Problem requirements
Scan the data beneath this task and copy each line that includes "JSON".

◇ ◇ ◇ ◇ ◇ ◇ ◇

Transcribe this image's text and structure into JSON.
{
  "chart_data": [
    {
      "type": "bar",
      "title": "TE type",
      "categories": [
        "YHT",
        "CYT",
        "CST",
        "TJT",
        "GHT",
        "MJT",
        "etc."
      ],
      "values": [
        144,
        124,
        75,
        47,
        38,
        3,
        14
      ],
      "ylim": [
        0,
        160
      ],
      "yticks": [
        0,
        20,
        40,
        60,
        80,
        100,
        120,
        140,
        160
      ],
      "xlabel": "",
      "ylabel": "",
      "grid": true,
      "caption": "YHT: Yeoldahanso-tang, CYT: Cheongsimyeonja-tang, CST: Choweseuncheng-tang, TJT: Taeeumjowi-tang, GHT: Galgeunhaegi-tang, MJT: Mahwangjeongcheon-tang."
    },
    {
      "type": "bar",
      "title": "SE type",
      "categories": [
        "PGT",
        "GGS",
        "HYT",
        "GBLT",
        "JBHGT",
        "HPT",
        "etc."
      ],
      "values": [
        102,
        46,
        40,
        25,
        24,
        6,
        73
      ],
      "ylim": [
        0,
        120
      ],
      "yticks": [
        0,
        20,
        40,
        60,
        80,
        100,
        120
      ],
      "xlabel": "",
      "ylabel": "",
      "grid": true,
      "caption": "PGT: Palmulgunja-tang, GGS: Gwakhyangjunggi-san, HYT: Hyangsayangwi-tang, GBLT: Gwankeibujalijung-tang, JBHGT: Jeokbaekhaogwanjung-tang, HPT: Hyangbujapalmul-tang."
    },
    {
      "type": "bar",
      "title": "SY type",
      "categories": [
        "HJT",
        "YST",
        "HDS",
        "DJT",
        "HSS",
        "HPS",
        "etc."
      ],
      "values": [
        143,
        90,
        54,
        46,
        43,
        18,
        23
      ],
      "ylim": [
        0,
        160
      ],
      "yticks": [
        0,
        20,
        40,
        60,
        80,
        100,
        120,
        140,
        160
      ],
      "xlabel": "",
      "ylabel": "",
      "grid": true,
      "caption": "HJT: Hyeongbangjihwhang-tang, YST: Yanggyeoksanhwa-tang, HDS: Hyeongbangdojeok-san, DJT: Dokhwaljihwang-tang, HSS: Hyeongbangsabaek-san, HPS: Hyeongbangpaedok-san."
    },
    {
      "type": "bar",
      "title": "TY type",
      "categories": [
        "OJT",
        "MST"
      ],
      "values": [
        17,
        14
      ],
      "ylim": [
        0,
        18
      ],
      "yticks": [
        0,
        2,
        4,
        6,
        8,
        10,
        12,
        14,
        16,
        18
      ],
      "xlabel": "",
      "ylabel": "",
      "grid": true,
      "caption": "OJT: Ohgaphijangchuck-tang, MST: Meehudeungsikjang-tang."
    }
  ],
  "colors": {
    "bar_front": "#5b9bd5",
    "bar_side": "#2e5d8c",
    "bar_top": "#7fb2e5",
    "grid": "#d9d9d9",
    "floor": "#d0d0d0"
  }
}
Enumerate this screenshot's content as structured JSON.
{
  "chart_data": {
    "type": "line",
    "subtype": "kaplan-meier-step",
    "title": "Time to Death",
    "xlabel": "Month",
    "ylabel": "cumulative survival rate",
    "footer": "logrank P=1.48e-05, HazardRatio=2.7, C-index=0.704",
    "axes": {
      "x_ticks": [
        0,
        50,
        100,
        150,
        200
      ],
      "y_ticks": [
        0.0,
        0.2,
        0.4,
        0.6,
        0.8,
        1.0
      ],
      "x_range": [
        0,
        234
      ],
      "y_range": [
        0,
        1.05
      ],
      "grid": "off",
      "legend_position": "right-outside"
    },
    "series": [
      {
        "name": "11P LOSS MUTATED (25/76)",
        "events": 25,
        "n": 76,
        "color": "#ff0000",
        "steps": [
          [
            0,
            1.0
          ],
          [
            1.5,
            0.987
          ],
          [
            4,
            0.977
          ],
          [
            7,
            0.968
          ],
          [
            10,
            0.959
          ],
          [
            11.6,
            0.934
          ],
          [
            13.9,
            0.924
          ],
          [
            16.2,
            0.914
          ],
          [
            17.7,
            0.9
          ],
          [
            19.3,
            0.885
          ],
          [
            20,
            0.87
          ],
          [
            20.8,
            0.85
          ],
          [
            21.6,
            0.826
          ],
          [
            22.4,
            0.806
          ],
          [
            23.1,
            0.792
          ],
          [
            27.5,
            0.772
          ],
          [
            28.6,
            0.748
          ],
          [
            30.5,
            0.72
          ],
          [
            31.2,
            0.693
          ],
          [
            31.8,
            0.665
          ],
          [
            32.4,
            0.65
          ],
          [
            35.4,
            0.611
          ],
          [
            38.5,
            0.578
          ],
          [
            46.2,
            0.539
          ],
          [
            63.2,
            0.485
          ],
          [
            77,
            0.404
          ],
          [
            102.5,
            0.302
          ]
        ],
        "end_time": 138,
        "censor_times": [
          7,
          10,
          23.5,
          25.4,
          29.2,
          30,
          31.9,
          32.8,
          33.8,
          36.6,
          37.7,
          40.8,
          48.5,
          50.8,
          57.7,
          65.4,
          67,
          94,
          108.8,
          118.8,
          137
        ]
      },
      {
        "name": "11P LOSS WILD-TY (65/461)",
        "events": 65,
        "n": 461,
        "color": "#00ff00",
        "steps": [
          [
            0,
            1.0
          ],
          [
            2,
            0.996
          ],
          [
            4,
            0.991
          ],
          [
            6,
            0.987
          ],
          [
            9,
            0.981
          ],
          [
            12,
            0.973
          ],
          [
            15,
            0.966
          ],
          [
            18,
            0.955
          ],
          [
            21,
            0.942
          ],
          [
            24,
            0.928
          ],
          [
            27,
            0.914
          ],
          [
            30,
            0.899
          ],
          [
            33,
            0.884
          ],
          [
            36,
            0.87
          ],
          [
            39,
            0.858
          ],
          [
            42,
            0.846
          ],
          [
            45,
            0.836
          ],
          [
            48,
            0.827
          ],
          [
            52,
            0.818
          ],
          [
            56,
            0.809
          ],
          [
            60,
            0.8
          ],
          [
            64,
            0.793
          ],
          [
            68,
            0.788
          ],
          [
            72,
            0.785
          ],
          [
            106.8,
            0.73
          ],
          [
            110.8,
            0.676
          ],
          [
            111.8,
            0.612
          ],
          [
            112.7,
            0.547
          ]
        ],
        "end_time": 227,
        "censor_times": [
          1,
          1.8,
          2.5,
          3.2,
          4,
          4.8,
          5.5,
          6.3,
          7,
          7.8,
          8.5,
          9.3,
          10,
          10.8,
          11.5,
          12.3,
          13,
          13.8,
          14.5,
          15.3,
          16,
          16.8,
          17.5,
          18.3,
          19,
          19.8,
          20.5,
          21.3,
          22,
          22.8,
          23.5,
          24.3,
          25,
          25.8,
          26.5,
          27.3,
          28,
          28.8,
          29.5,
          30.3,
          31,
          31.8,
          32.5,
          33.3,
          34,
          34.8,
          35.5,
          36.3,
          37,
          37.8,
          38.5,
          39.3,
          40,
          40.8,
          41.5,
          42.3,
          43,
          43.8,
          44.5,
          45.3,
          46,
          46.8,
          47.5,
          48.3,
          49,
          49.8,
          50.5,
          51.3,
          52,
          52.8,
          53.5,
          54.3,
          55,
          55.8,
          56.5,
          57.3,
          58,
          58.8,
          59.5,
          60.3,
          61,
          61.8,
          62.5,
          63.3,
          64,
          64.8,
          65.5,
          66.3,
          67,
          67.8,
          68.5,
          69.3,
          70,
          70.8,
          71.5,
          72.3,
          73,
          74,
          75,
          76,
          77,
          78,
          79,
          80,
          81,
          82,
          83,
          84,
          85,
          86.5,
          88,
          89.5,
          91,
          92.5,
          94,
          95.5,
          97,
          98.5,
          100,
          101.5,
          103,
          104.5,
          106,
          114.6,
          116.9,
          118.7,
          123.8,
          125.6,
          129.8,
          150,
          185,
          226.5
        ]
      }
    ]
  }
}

◇ ◇ ◇ ◇ ◇ ◇ ◇

Answer for the task
Transcribe this image's text and structure into JSON.
Enumerate this screenshot's content as structured JSON.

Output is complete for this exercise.